-- Data shown --
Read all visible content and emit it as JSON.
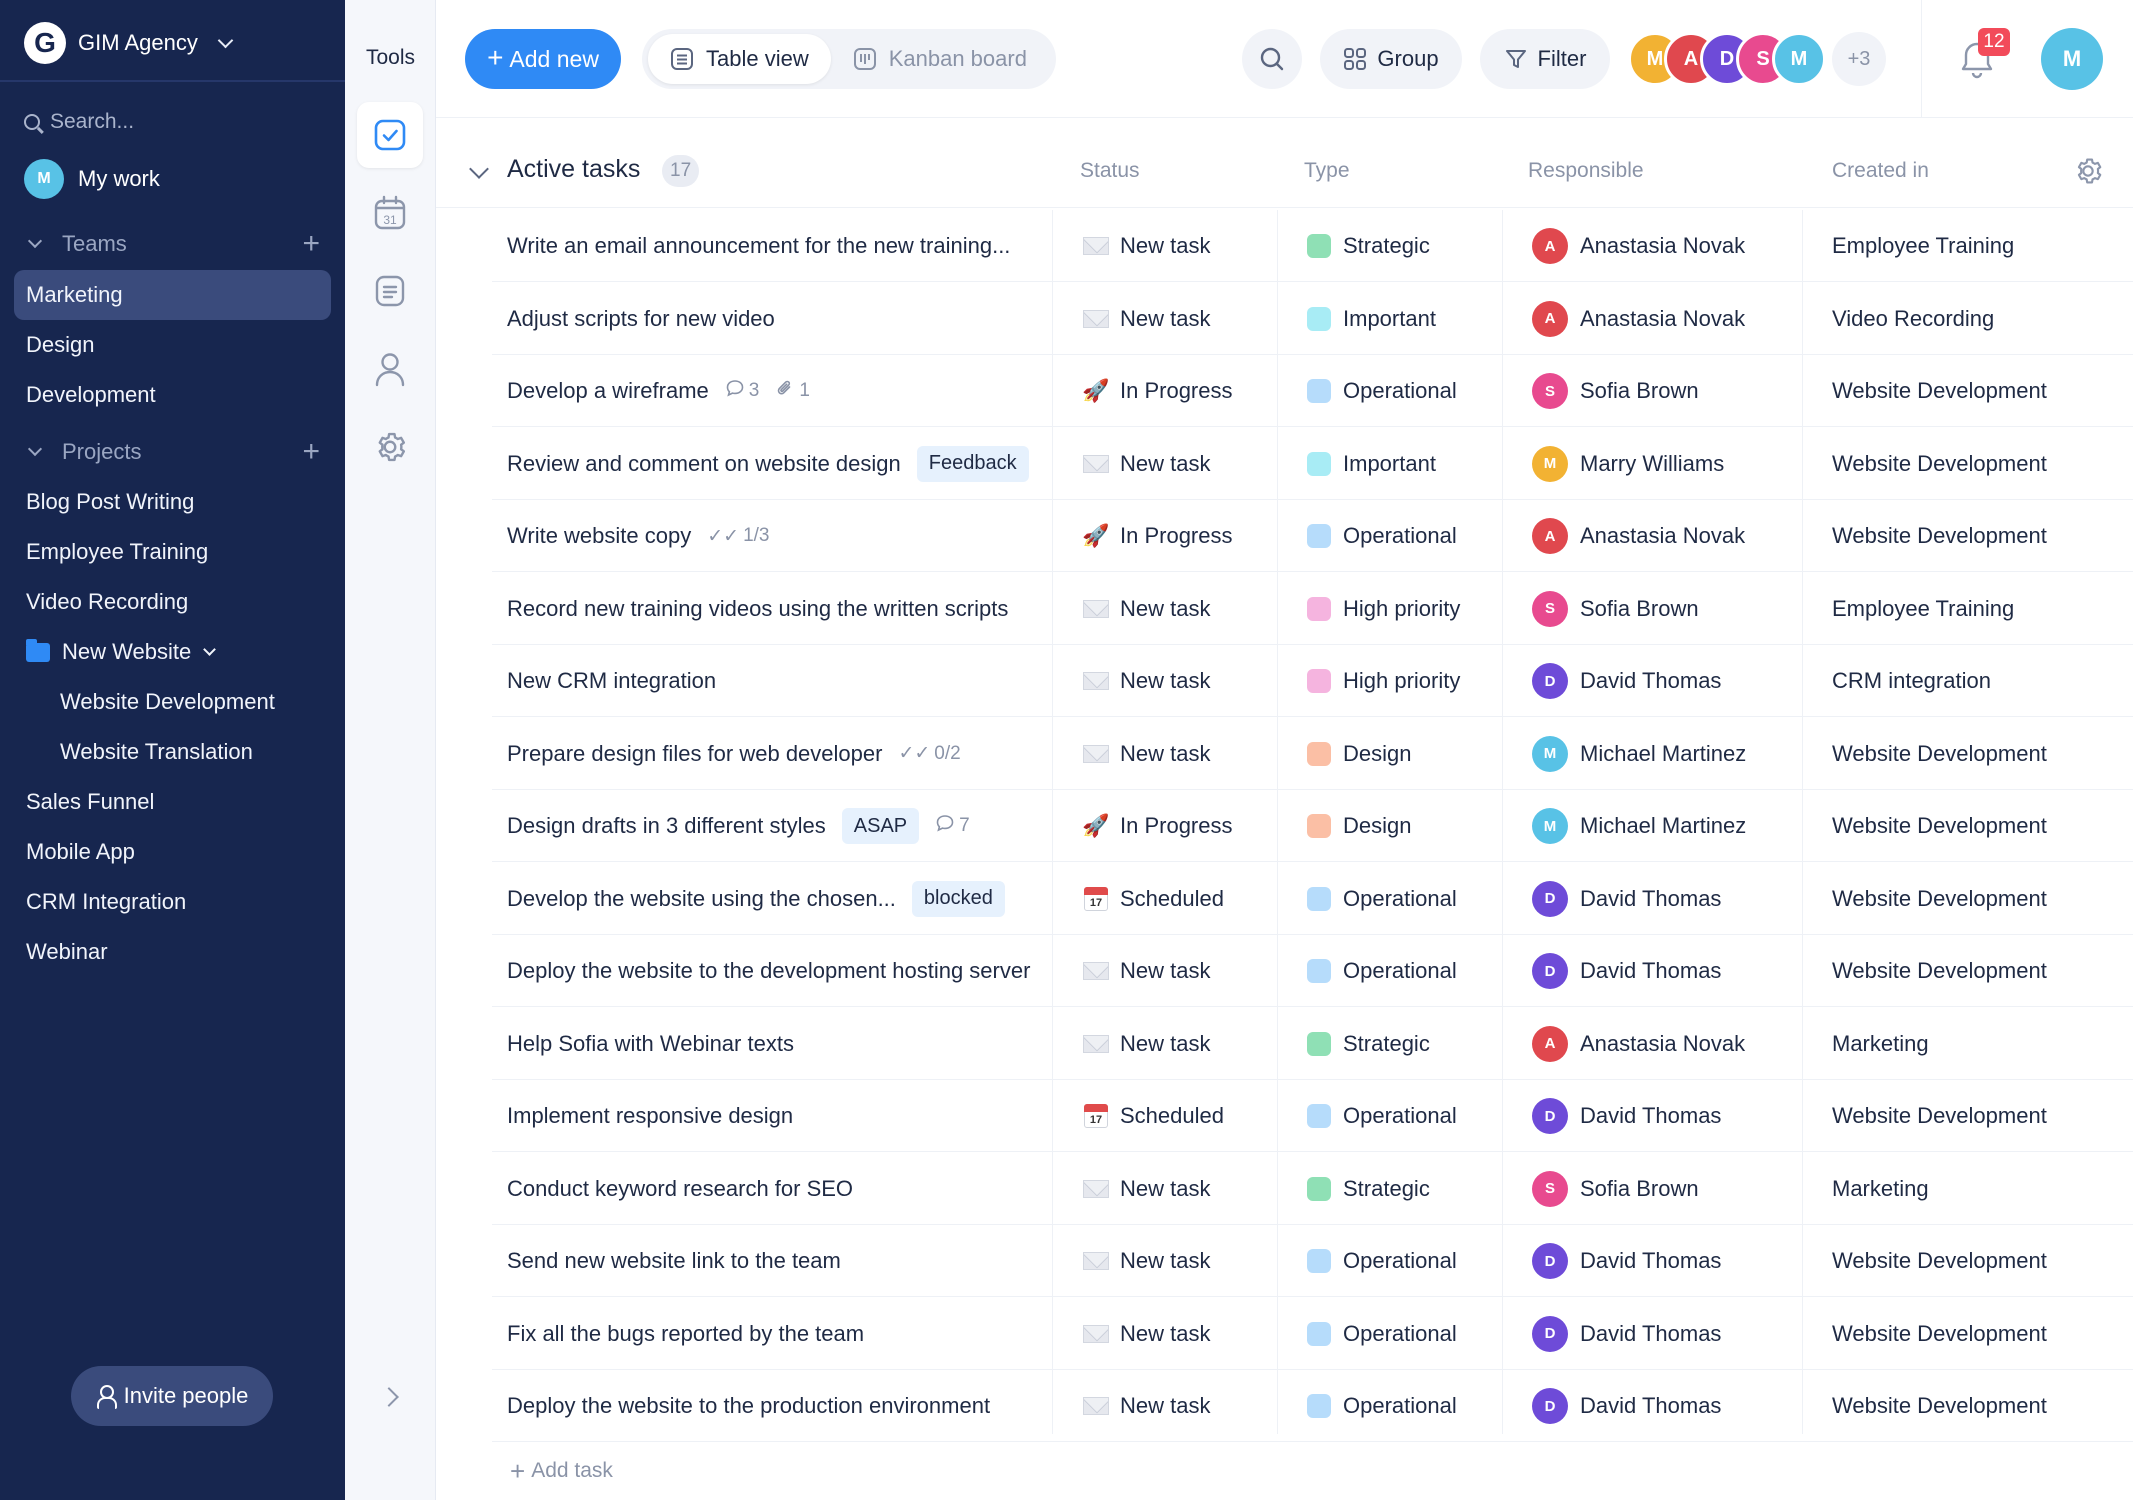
{
  "workspace": {
    "name": "GIM Agency",
    "logo_letter": "G"
  },
  "search": {
    "placeholder": "Search..."
  },
  "my_work": {
    "label": "My work"
  },
  "teams": {
    "title": "Teams",
    "items": [
      {
        "label": "Marketing",
        "active": true
      },
      {
        "label": "Design"
      },
      {
        "label": "Development"
      }
    ]
  },
  "projects": {
    "title": "Projects",
    "items": [
      {
        "label": "Blog Post Writing"
      },
      {
        "label": "Employee Training"
      },
      {
        "label": "Video Recording"
      },
      {
        "label": "New Website",
        "folder": true
      },
      {
        "label": "Website Development",
        "sub": true
      },
      {
        "label": "Website Translation",
        "sub": true
      },
      {
        "label": "Sales Funnel"
      },
      {
        "label": "Mobile App"
      },
      {
        "label": "CRM Integration"
      },
      {
        "label": "Webinar"
      }
    ]
  },
  "invite": {
    "label": "Invite people"
  },
  "tools": {
    "title": "Tools",
    "items": [
      "tasks-icon",
      "calendar-icon",
      "notes-icon",
      "people-icon",
      "settings-icon"
    ],
    "calendar_day": "31"
  },
  "toolbar": {
    "add_new": "Add new",
    "table_view": "Table view",
    "kanban_board": "Kanban board",
    "group": "Group",
    "filter": "Filter",
    "more_members": "+3",
    "notifications": "12"
  },
  "section": {
    "title": "Active tasks",
    "count": "17",
    "columns": {
      "status": "Status",
      "type": "Type",
      "responsible": "Responsible",
      "created_in": "Created in"
    }
  },
  "colors": {
    "sidebar": "#17264f",
    "accent": "#2f8af5",
    "Strategic": "#8fe0b5",
    "Important": "#a8ecf5",
    "Operational": "#b6dcfb",
    "High priority": "#f5b4df",
    "Design": "#fbbfa5"
  },
  "people": {
    "Anastasia Novak": "#e0484e",
    "Sofia Brown": "#e84a8f",
    "Marry Williams": "#f2b233",
    "David Thomas": "#6e4bd8",
    "Michael Martinez": "#58c2e6"
  },
  "tasks": [
    {
      "name": "Write an email announcement for the new training...",
      "status": "New task",
      "status_icon": "envelope-icon",
      "type": "Strategic",
      "responsible": "Anastasia Novak",
      "project": "Employee Training"
    },
    {
      "name": "Adjust scripts for new video",
      "status": "New task",
      "status_icon": "envelope-icon",
      "type": "Important",
      "responsible": "Anastasia Novak",
      "project": "Video Recording"
    },
    {
      "name": "Develop a wireframe",
      "comments": "3",
      "attachments": "1",
      "status": "In Progress",
      "status_icon": "rocket-icon",
      "type": "Operational",
      "responsible": "Sofia Brown",
      "project": "Website Development"
    },
    {
      "name": "Review and comment on website design",
      "tag": "Feedback",
      "status": "New task",
      "status_icon": "envelope-icon",
      "type": "Important",
      "responsible": "Marry Williams",
      "project": "Website Development"
    },
    {
      "name": "Write website copy",
      "checklist": "1/3",
      "status": "In Progress",
      "status_icon": "rocket-icon",
      "type": "Operational",
      "responsible": "Anastasia Novak",
      "project": "Website Development"
    },
    {
      "name": "Record new training videos using the written scripts",
      "status": "New task",
      "status_icon": "envelope-icon",
      "type": "High priority",
      "responsible": "Sofia Brown",
      "project": "Employee Training"
    },
    {
      "name": "New CRM integration",
      "status": "New task",
      "status_icon": "envelope-icon",
      "type": "High priority",
      "responsible": "David Thomas",
      "project": "CRM integration"
    },
    {
      "name": "Prepare design files for web developer",
      "checklist": "0/2",
      "status": "New task",
      "status_icon": "envelope-icon",
      "type": "Design",
      "responsible": "Michael Martinez",
      "project": "Website Development"
    },
    {
      "name": "Design drafts in 3 different styles",
      "tag": "ASAP",
      "comments": "7",
      "status": "In Progress",
      "status_icon": "rocket-icon",
      "type": "Design",
      "responsible": "Michael Martinez",
      "project": "Website Development"
    },
    {
      "name": "Develop the website using the chosen...",
      "tag": "blocked",
      "status": "Scheduled",
      "status_icon": "calendar-icon",
      "type": "Operational",
      "responsible": "David Thomas",
      "project": "Website Development"
    },
    {
      "name": "Deploy the website to the development hosting server",
      "status": "New task",
      "status_icon": "envelope-icon",
      "type": "Operational",
      "responsible": "David Thomas",
      "project": "Website Development"
    },
    {
      "name": "Help Sofia with Webinar texts",
      "status": "New task",
      "status_icon": "envelope-icon",
      "type": "Strategic",
      "responsible": "Anastasia Novak",
      "project": "Marketing"
    },
    {
      "name": "Implement responsive design",
      "status": "Scheduled",
      "status_icon": "calendar-icon",
      "type": "Operational",
      "responsible": "David Thomas",
      "project": "Website Development"
    },
    {
      "name": "Conduct keyword research for SEO",
      "status": "New task",
      "status_icon": "envelope-icon",
      "type": "Strategic",
      "responsible": "Sofia Brown",
      "project": "Marketing"
    },
    {
      "name": "Send new website link to the team",
      "status": "New task",
      "status_icon": "envelope-icon",
      "type": "Operational",
      "responsible": "David Thomas",
      "project": "Website Development"
    },
    {
      "name": "Fix all the bugs reported by the team",
      "status": "New task",
      "status_icon": "envelope-icon",
      "type": "Operational",
      "responsible": "David Thomas",
      "project": "Website Development"
    },
    {
      "name": "Deploy the website to the production environment",
      "status": "New task",
      "status_icon": "envelope-icon",
      "type": "Operational",
      "responsible": "David Thomas",
      "project": "Website Development"
    }
  ],
  "add_task": {
    "label": "Add task"
  },
  "calendar_icon_day": "17"
}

-- Work to complete --
Retype the records exactly. Any image in them should not appear in what you write.

-- Written solution --
Read all visible content and emit it as JSON.
{
  "workspace": {
    "name": "GIM Agency",
    "logo_letter": "G"
  },
  "search": {
    "placeholder": "Search..."
  },
  "my_work": {
    "label": "My work"
  },
  "teams": {
    "title": "Teams",
    "items": [
      {
        "label": "Marketing",
        "active": true
      },
      {
        "label": "Design"
      },
      {
        "label": "Development"
      }
    ]
  },
  "projects": {
    "title": "Projects",
    "items": [
      {
        "label": "Blog Post Writing"
      },
      {
        "label": "Employee Training"
      },
      {
        "label": "Video Recording"
      },
      {
        "label": "New Website",
        "folder": true
      },
      {
        "label": "Website Development",
        "sub": true
      },
      {
        "label": "Website Translation",
        "sub": true
      },
      {
        "label": "Sales Funnel"
      },
      {
        "label": "Mobile App"
      },
      {
        "label": "CRM Integration"
      },
      {
        "label": "Webinar"
      }
    ]
  },
  "invite": {
    "label": "Invite people"
  },
  "tools": {
    "title": "Tools",
    "items": [
      "tasks-icon",
      "calendar-icon",
      "notes-icon",
      "people-icon",
      "settings-icon"
    ],
    "calendar_day": "31"
  },
  "toolbar": {
    "add_new": "Add new",
    "table_view": "Table view",
    "kanban_board": "Kanban board",
    "group": "Group",
    "filter": "Filter",
    "more_members": "+3",
    "notifications": "12"
  },
  "section": {
    "title": "Active tasks",
    "count": "17",
    "columns": {
      "status": "Status",
      "type": "Type",
      "responsible": "Responsible",
      "created_in": "Created in"
    }
  },
  "colors": {
    "sidebar": "#17264f",
    "accent": "#2f8af5",
    "Strategic": "#8fe0b5",
    "Important": "#a8ecf5",
    "Operational": "#b6dcfb",
    "High priority": "#f5b4df",
    "Design": "#fbbfa5"
  },
  "people": {
    "Anastasia Novak": "#e0484e",
    "Sofia Brown": "#e84a8f",
    "Marry Williams": "#f2b233",
    "David Thomas": "#6e4bd8",
    "Michael Martinez": "#58c2e6"
  },
  "tasks": [
    {
      "name": "Write an email announcement for the new training...",
      "status": "New task",
      "status_icon": "envelope-icon",
      "type": "Strategic",
      "responsible": "Anastasia Novak",
      "project": "Employee Training"
    },
    {
      "name": "Adjust scripts for new video",
      "status": "New task",
      "status_icon": "envelope-icon",
      "type": "Important",
      "responsible": "Anastasia Novak",
      "project": "Video Recording"
    },
    {
      "name": "Develop a wireframe",
      "comments": "3",
      "attachments": "1",
      "status": "In Progress",
      "status_icon": "rocket-icon",
      "type": "Operational",
      "responsible": "Sofia Brown",
      "project": "Website Development"
    },
    {
      "name": "Review and comment on website design",
      "tag": "Feedback",
      "status": "New task",
      "status_icon": "envelope-icon",
      "type": "Important",
      "responsible": "Marry Williams",
      "project": "Website Development"
    },
    {
      "name": "Write website copy",
      "checklist": "1/3",
      "status": "In Progress",
      "status_icon": "rocket-icon",
      "type": "Operational",
      "responsible": "Anastasia Novak",
      "project": "Website Development"
    },
    {
      "name": "Record new training videos using the written scripts",
      "status": "New task",
      "status_icon": "envelope-icon",
      "type": "High priority",
      "responsible": "Sofia Brown",
      "project": "Employee Training"
    },
    {
      "name": "New CRM integration",
      "status": "New task",
      "status_icon": "envelope-icon",
      "type": "High priority",
      "responsible": "David Thomas",
      "project": "CRM integration"
    },
    {
      "name": "Prepare design files for web developer",
      "checklist": "0/2",
      "status": "New task",
      "status_icon": "envelope-icon",
      "type": "Design",
      "responsible": "Michael Martinez",
      "project": "Website Development"
    },
    {
      "name": "Design drafts in 3 different styles",
      "tag": "ASAP",
      "comments": "7",
      "status": "In Progress",
      "status_icon": "rocket-icon",
      "type": "Design",
      "responsible": "Michael Martinez",
      "project": "Website Development"
    },
    {
      "name": "Develop the website using the chosen...",
      "tag": "blocked",
      "status": "Scheduled",
      "status_icon": "calendar-icon",
      "type": "Operational",
      "responsible": "David Thomas",
      "project": "Website Development"
    },
    {
      "name": "Deploy the website to the development hosting server",
      "status": "New task",
      "status_icon": "envelope-icon",
      "type": "Operational",
      "responsible": "David Thomas",
      "project": "Website Development"
    },
    {
      "name": "Help Sofia with Webinar texts",
      "status": "New task",
      "status_icon": "envelope-icon",
      "type": "Strategic",
      "responsible": "Anastasia Novak",
      "project": "Marketing"
    },
    {
      "name": "Implement responsive design",
      "status": "Scheduled",
      "status_icon": "calendar-icon",
      "type": "Operational",
      "responsible": "David Thomas",
      "project": "Website Development"
    },
    {
      "name": "Conduct keyword research for SEO",
      "status": "New task",
      "status_icon": "envelope-icon",
      "type": "Strategic",
      "responsible": "Sofia Brown",
      "project": "Marketing"
    },
    {
      "name": "Send new website link to the team",
      "status": "New task",
      "status_icon": "envelope-icon",
      "type": "Operational",
      "responsible": "David Thomas",
      "project": "Website Development"
    },
    {
      "name": "Fix all the bugs reported by the team",
      "status": "New task",
      "status_icon": "envelope-icon",
      "type": "Operational",
      "responsible": "David Thomas",
      "project": "Website Development"
    },
    {
      "name": "Deploy the website to the production environment",
      "status": "New task",
      "status_icon": "envelope-icon",
      "type": "Operational",
      "responsible": "David Thomas",
      "project": "Website Development"
    }
  ],
  "add_task": {
    "label": "Add task"
  },
  "calendar_icon_day": "17"
}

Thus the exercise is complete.